[Annotations of layout elements]
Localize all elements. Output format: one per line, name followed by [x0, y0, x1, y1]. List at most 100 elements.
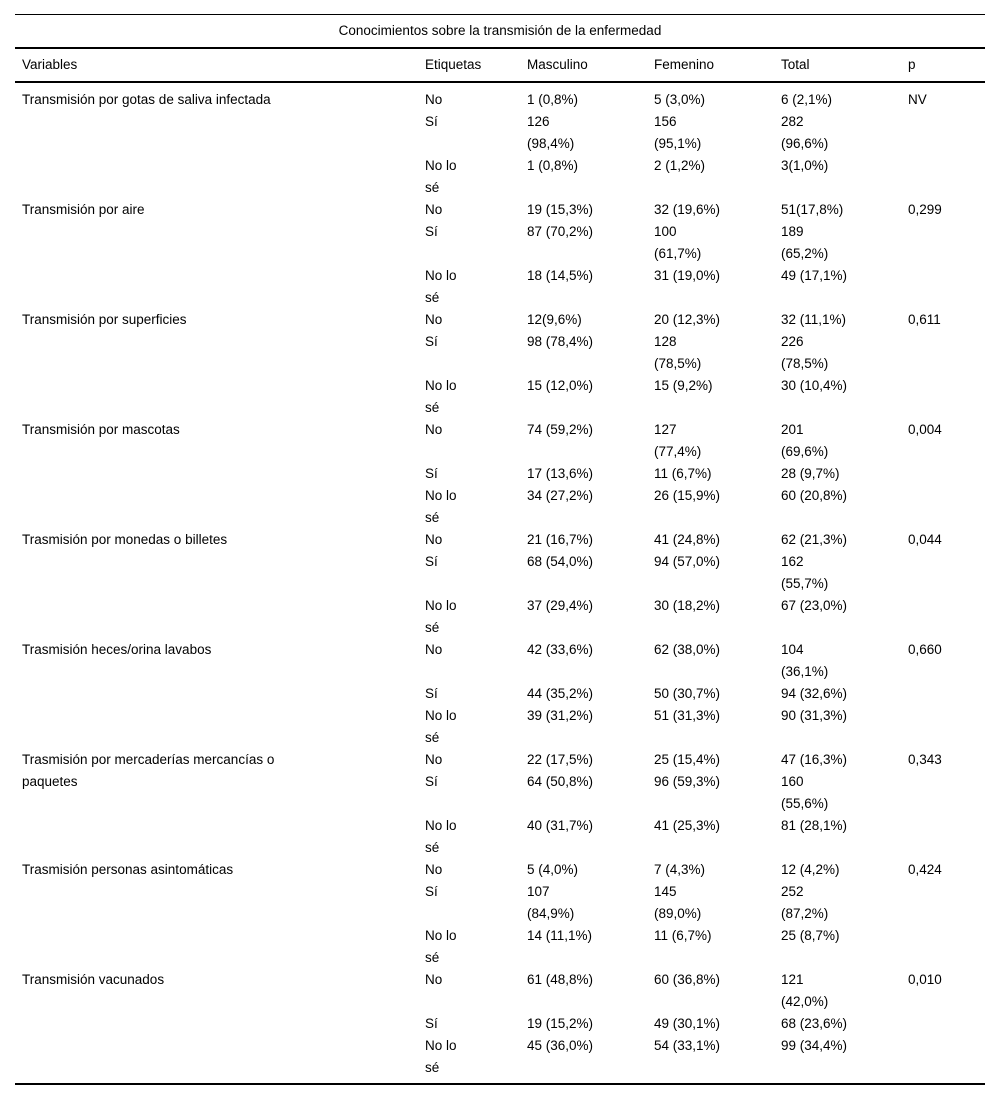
femenino-cell: 30 (18,2%)	[654, 598, 721, 613]
total-cell: 51(17,8%)	[781, 202, 844, 217]
etiqueta-cell: Sí	[425, 224, 438, 239]
total-cell: 189 (65,2%)	[781, 224, 829, 261]
masculino-cell: 17 (13,6%)	[527, 466, 594, 481]
femenino-cell: 11 (6,7%)	[654, 466, 712, 481]
masculino-cell: 61 (48,8%)	[527, 972, 594, 987]
masculino-cell: 22 (17,5%)	[527, 752, 594, 767]
total-cell: 49 (17,1%)	[781, 268, 848, 283]
p-value-cell: 0,424	[908, 862, 942, 877]
table-bottom-rule	[15, 1083, 985, 1085]
femenino-cell: 145 (89,0%)	[654, 884, 702, 921]
table-title: Conocimientos sobre la transmisión de la…	[338, 23, 662, 38]
femenino-cell: 62 (38,0%)	[654, 642, 721, 657]
header-divider-rule	[15, 81, 985, 83]
masculino-cell: 19 (15,3%)	[527, 202, 594, 217]
masculino-cell: 42 (33,6%)	[527, 642, 594, 657]
variable-row-group: Transmisión vacunados 0,010 No 61 (48,8%) 60…	[15, 969, 985, 1079]
etiqueta-cell: No	[425, 312, 443, 327]
etiqueta-cell: Sí	[425, 554, 438, 569]
total-cell: 81 (28,1%)	[781, 818, 848, 833]
masculino-cell: 68 (54,0%)	[527, 554, 594, 569]
masculino-cell: 74 (59,2%)	[527, 422, 594, 437]
femenino-cell: 127 (77,4%)	[654, 422, 702, 459]
variable-cell: Transmisión por gotas de saliva infectad…	[22, 92, 271, 107]
masculino-cell: 19 (15,2%)	[527, 1016, 594, 1031]
p-value-cell: 0,004	[908, 422, 942, 437]
femenino-cell: 128 (78,5%)	[654, 334, 702, 371]
etiqueta-cell: No	[425, 92, 443, 107]
table-title-row: Conocimientos sobre la transmisión de la…	[15, 15, 985, 47]
total-cell: 62 (21,3%)	[781, 532, 848, 547]
femenino-cell: 2 (1,2%)	[654, 158, 706, 173]
masculino-cell: 1 (0,8%)	[527, 158, 579, 173]
variable-cell: Transmisión por superficies	[22, 312, 187, 327]
masculino-cell: 44 (35,2%)	[527, 686, 594, 701]
variable-row-group: Trasmisión por mercaderías mercancías o …	[15, 749, 985, 859]
p-value-cell: NV	[908, 92, 927, 107]
etiqueta-cell: Sí	[425, 466, 438, 481]
p-value-cell: 0,611	[908, 312, 941, 327]
etiqueta-cell: Sí	[425, 686, 438, 701]
column-header-etiquetas: Etiquetas	[425, 57, 482, 72]
etiqueta-cell: No lo sé	[425, 488, 457, 525]
total-cell: 99 (34,4%)	[781, 1038, 848, 1053]
etiqueta-cell: Sí	[425, 114, 438, 129]
total-cell: 121 (42,0%)	[781, 972, 829, 1009]
femenino-cell: 31 (19,0%)	[654, 268, 721, 283]
variable-cell: Trasmisión personas asintomáticas	[22, 862, 234, 877]
table-header-row: Variables Etiquetas Masculino Femenino T…	[15, 49, 985, 81]
femenino-cell: 54 (33,1%)	[654, 1038, 721, 1053]
etiqueta-cell: Sí	[425, 1016, 438, 1031]
femenino-cell: 25 (15,4%)	[654, 752, 721, 767]
masculino-cell: 107 (84,9%)	[527, 884, 575, 921]
masculino-cell: 39 (31,2%)	[527, 708, 594, 723]
total-cell: 28 (9,7%)	[781, 466, 840, 481]
masculino-cell: 5 (4,0%)	[527, 862, 579, 877]
femenino-cell: 156 (95,1%)	[654, 114, 702, 151]
variable-row-group: Trasmisión heces/orina lavabos 0,660 No 42 …	[15, 639, 985, 749]
total-cell: 162 (55,7%)	[781, 554, 829, 591]
column-header-variables: Variables	[22, 57, 78, 72]
variable-row-group: Transmisión por superficies 0,611 No 12(9,6…	[15, 309, 985, 419]
total-cell: 104 (36,1%)	[781, 642, 829, 679]
masculino-cell: 45 (36,0%)	[527, 1038, 594, 1053]
p-value-cell: 0,343	[908, 752, 942, 767]
total-cell: 201 (69,6%)	[781, 422, 829, 459]
etiqueta-cell: No	[425, 642, 443, 657]
variable-cell: Trasmisión por monedas o billetes	[22, 532, 228, 547]
column-header-p: p	[908, 57, 916, 72]
etiqueta-cell: No	[425, 532, 443, 547]
etiqueta-cell: Sí	[425, 774, 438, 789]
total-cell: 60 (20,8%)	[781, 488, 848, 503]
masculino-cell: 12(9,6%)	[527, 312, 582, 327]
masculino-cell: 126 (98,4%)	[527, 114, 575, 151]
total-cell: 90 (31,3%)	[781, 708, 848, 723]
etiqueta-cell: No lo sé	[425, 268, 457, 305]
p-value-cell: 0,044	[908, 532, 942, 547]
femenino-cell: 15 (9,2%)	[654, 378, 713, 393]
masculino-cell: 64 (50,8%)	[527, 774, 594, 789]
total-cell: 25 (8,7%)	[781, 928, 840, 943]
etiqueta-cell: No lo sé	[425, 158, 457, 195]
p-value-cell: 0,660	[908, 642, 942, 657]
total-cell: 160 (55,6%)	[781, 774, 829, 811]
total-cell: 6 (2,1%)	[781, 92, 833, 107]
femenino-cell: 26 (15,9%)	[654, 488, 721, 503]
variable-row-group: Trasmisión por monedas o billetes 0,044 No…	[15, 529, 985, 639]
etiqueta-cell: Sí	[425, 884, 438, 899]
femenino-cell: 5 (3,0%)	[654, 92, 706, 107]
etiqueta-cell: No lo sé	[425, 1038, 457, 1075]
total-cell: 32 (11,1%)	[781, 312, 847, 327]
femenino-cell: 94 (57,0%)	[654, 554, 721, 569]
variable-cell: Trasmisión por mercaderías mercancías o …	[22, 752, 275, 789]
total-cell: 282 (96,6%)	[781, 114, 829, 151]
variable-row-group: Transmisión por mascotas 0,004 No 74 (59,2%…	[15, 419, 985, 529]
etiqueta-cell: No	[425, 422, 443, 437]
total-cell: 68 (23,6%)	[781, 1016, 848, 1031]
variable-row-group: Trasmisión personas asintomáticas 0,424 No…	[15, 859, 985, 969]
total-cell: 226 (78,5%)	[781, 334, 829, 371]
knowledge-transmission-table: Conocimientos sobre la transmisión de la…	[15, 14, 985, 1085]
masculino-cell: 40 (31,7%)	[527, 818, 594, 833]
variable-row-group: Transmisión por gotas de saliva infectad…	[15, 89, 985, 199]
femenino-cell: 49 (30,1%)	[654, 1016, 721, 1031]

** Objective **
Extract every line of the rows above word for word, leaving out the pictures.

** Solution **
Localize all elements. Output format: one per line, name followed by [x0, y0, x1, y1]. List at most 100 elements.
femenino-cell: 30 (18,2%)	[654, 598, 721, 613]
total-cell: 51(17,8%)	[781, 202, 844, 217]
etiqueta-cell: Sí	[425, 224, 438, 239]
total-cell: 189 (65,2%)	[781, 224, 829, 261]
masculino-cell: 17 (13,6%)	[527, 466, 594, 481]
femenino-cell: 11 (6,7%)	[654, 466, 712, 481]
masculino-cell: 61 (48,8%)	[527, 972, 594, 987]
masculino-cell: 22 (17,5%)	[527, 752, 594, 767]
total-cell: 49 (17,1%)	[781, 268, 848, 283]
p-value-cell: 0,424	[908, 862, 942, 877]
table-bottom-rule	[15, 1083, 985, 1085]
femenino-cell: 145 (89,0%)	[654, 884, 702, 921]
table-title: Conocimientos sobre la transmisión de la…	[338, 23, 662, 38]
femenino-cell: 62 (38,0%)	[654, 642, 721, 657]
header-divider-rule	[15, 81, 985, 83]
masculino-cell: 19 (15,3%)	[527, 202, 594, 217]
masculino-cell: 42 (33,6%)	[527, 642, 594, 657]
variable-row-group: Transmisión vacunados 0,010 No 61 (48,8%) 60…	[15, 969, 985, 1079]
etiqueta-cell: No	[425, 312, 443, 327]
etiqueta-cell: Sí	[425, 554, 438, 569]
total-cell: 81 (28,1%)	[781, 818, 848, 833]
masculino-cell: 68 (54,0%)	[527, 554, 594, 569]
masculino-cell: 74 (59,2%)	[527, 422, 594, 437]
femenino-cell: 127 (77,4%)	[654, 422, 702, 459]
variable-cell: Transmisión por gotas de saliva infectad…	[22, 92, 271, 107]
masculino-cell: 19 (15,2%)	[527, 1016, 594, 1031]
p-value-cell: 0,004	[908, 422, 942, 437]
femenino-cell: 128 (78,5%)	[654, 334, 702, 371]
etiqueta-cell: No	[425, 92, 443, 107]
table-title-row: Conocimientos sobre la transmisión de la…	[15, 15, 985, 47]
total-cell: 62 (21,3%)	[781, 532, 848, 547]
femenino-cell: 2 (1,2%)	[654, 158, 706, 173]
masculino-cell: 1 (0,8%)	[527, 158, 579, 173]
variable-cell: Transmisión por superficies	[22, 312, 187, 327]
masculino-cell: 44 (35,2%)	[527, 686, 594, 701]
variable-row-group: Trasmisión por mercaderías mercancías o …	[15, 749, 985, 859]
p-value-cell: NV	[908, 92, 927, 107]
etiqueta-cell: Sí	[425, 466, 438, 481]
p-value-cell: 0,611	[908, 312, 941, 327]
etiqueta-cell: Sí	[425, 686, 438, 701]
column-header-etiquetas: Etiquetas	[425, 57, 482, 72]
etiqueta-cell: No lo sé	[425, 488, 457, 525]
total-cell: 99 (34,4%)	[781, 1038, 848, 1053]
etiqueta-cell: Sí	[425, 114, 438, 129]
total-cell: 121 (42,0%)	[781, 972, 829, 1009]
femenino-cell: 31 (19,0%)	[654, 268, 721, 283]
variable-cell: Trasmisión personas asintomáticas	[22, 862, 234, 877]
table-header-row: Variables Etiquetas Masculino Femenino T…	[15, 49, 985, 81]
femenino-cell: 54 (33,1%)	[654, 1038, 721, 1053]
etiqueta-cell: Sí	[425, 1016, 438, 1031]
femenino-cell: 25 (15,4%)	[654, 752, 721, 767]
masculino-cell: 107 (84,9%)	[527, 884, 575, 921]
masculino-cell: 39 (31,2%)	[527, 708, 594, 723]
total-cell: 28 (9,7%)	[781, 466, 840, 481]
masculino-cell: 5 (4,0%)	[527, 862, 579, 877]
femenino-cell: 156 (95,1%)	[654, 114, 702, 151]
variable-row-group: Trasmisión heces/orina lavabos 0,660 No 42 …	[15, 639, 985, 749]
total-cell: 162 (55,7%)	[781, 554, 829, 591]
column-header-variables: Variables	[22, 57, 78, 72]
variable-row-group: Transmisión por superficies 0,611 No 12(9,6…	[15, 309, 985, 419]
total-cell: 104 (36,1%)	[781, 642, 829, 679]
masculino-cell: 45 (36,0%)	[527, 1038, 594, 1053]
p-value-cell: 0,343	[908, 752, 942, 767]
total-cell: 201 (69,6%)	[781, 422, 829, 459]
etiqueta-cell: No	[425, 642, 443, 657]
variable-cell: Trasmisión por monedas o billetes	[22, 532, 228, 547]
column-header-p: p	[908, 57, 916, 72]
etiqueta-cell: No	[425, 532, 443, 547]
etiqueta-cell: Sí	[425, 774, 438, 789]
total-cell: 60 (20,8%)	[781, 488, 848, 503]
masculino-cell: 12(9,6%)	[527, 312, 582, 327]
masculino-cell: 126 (98,4%)	[527, 114, 575, 151]
total-cell: 90 (31,3%)	[781, 708, 848, 723]
etiqueta-cell: No lo sé	[425, 268, 457, 305]
p-value-cell: 0,044	[908, 532, 942, 547]
femenino-cell: 15 (9,2%)	[654, 378, 713, 393]
masculino-cell: 64 (50,8%)	[527, 774, 594, 789]
total-cell: 25 (8,7%)	[781, 928, 840, 943]
etiqueta-cell: No lo sé	[425, 158, 457, 195]
p-value-cell: 0,660	[908, 642, 942, 657]
total-cell: 160 (55,6%)	[781, 774, 829, 811]
total-cell: 6 (2,1%)	[781, 92, 833, 107]
femenino-cell: 26 (15,9%)	[654, 488, 721, 503]
variable-row-group: Trasmisión por monedas o billetes 0,044 No…	[15, 529, 985, 639]
etiqueta-cell: Sí	[425, 884, 438, 899]
femenino-cell: 5 (3,0%)	[654, 92, 706, 107]
etiqueta-cell: No lo sé	[425, 1038, 457, 1075]
total-cell: 32 (11,1%)	[781, 312, 847, 327]
femenino-cell: 94 (57,0%)	[654, 554, 721, 569]
variable-cell: Trasmisión por mercaderías mercancías o …	[22, 752, 275, 789]
total-cell: 282 (96,6%)	[781, 114, 829, 151]
variable-row-group: Transmisión por mascotas 0,004 No 74 (59,2%…	[15, 419, 985, 529]
etiqueta-cell: No	[425, 422, 443, 437]
total-cell: 68 (23,6%)	[781, 1016, 848, 1031]
variable-row-group: Trasmisión personas asintomáticas 0,424 No…	[15, 859, 985, 969]
total-cell: 226 (78,5%)	[781, 334, 829, 371]
knowledge-transmission-table: Conocimientos sobre la transmisión de la…	[15, 14, 985, 1085]
masculino-cell: 40 (31,7%)	[527, 818, 594, 833]
variable-row-group: Transmisión por gotas de saliva infectad…	[15, 89, 985, 199]
femenino-cell: 49 (30,1%)	[654, 1016, 721, 1031]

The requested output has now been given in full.